STATED EXERCISE
Transcribe the records below exactly.

......

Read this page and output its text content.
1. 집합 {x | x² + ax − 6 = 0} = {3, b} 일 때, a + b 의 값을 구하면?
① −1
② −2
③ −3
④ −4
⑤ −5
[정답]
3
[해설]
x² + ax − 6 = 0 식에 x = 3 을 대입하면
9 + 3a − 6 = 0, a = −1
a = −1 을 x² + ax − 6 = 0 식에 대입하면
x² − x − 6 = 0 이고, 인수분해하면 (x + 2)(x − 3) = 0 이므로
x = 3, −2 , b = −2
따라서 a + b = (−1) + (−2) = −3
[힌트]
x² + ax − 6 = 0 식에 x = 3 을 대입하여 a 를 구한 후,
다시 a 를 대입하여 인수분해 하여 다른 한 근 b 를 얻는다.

......

PROBLEM SOLUTION
Read this page and output its text content.
1. 집합 {x | x² + ax − 6 = 0} = {3, b} 일 때, a + b 의 값을 구하면?
① −1
② −2
③ −3
④ −4
⑤ −5
[정답]
3
[해설]
x² + ax − 6 = 0 식에 x = 3 을 대입하면
9 + 3a − 6 = 0, a = −1
a = −1 을 x² + ax − 6 = 0 식에 대입하면
x² − x − 6 = 0 이고, 인수분해하면 (x + 2)(x − 3) = 0 이므로
x = 3, −2 , b = −2
따라서 a + b = (−1) + (−2) = −3
[힌트]
x² + ax − 6 = 0 식에 x = 3 을 대입하여 a 를 구한 후,
다시 a 를 대입하여 인수분해 하여 다른 한 근 b 를 얻는다.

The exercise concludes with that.